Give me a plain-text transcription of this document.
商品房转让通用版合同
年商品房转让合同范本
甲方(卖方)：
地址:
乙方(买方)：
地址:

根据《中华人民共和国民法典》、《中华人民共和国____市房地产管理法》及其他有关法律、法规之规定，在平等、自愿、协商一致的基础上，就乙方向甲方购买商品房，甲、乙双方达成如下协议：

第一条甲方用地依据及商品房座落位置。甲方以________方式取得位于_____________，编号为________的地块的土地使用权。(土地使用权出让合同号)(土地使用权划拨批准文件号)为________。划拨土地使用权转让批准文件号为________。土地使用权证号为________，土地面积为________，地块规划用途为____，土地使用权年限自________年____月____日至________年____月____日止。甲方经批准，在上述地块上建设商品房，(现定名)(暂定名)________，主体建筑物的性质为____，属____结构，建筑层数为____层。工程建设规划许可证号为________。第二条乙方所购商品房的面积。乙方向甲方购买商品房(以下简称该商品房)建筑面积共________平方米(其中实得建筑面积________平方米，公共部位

################

Restate the data above word for word, please.

- _RESULT_
Give me a plain-text transcription of this document.
商品房转让通用版合同
年商品房转让合同范本
甲方(卖方)：
地址:
乙方(买方)：
地址:

根据《中华人民共和国民法典》、《中华人民共和国____市房地产管理法》及其他有关法律、法规之规定，在平等、自愿、协商一致的基础上，就乙方向甲方购买商品房，甲、乙双方达成如下协议：

第一条甲方用地依据及商品房座落位置。甲方以________方式取得位于_____________，编号为________的地块的土地使用权。(土地使用权出让合同号)(土地使用权划拨批准文件号)为________。划拨土地使用权转让批准文件号为________。土地使用权证号为________，土地面积为________，地块规划用途为____，土地使用权年限自________年____月____日至________年____月____日止。甲方经批准，在上述地块上建设商品房，(现定名)(暂定名)________，主体建筑物的性质为____，属____结构，建筑层数为____层。工程建设规划许可证号为________。第二条乙方所购商品房的面积。乙方向甲方购买商品房(以下简称该商品房)建筑面积共________平方米(其中实得建筑面积________平方米，公共部位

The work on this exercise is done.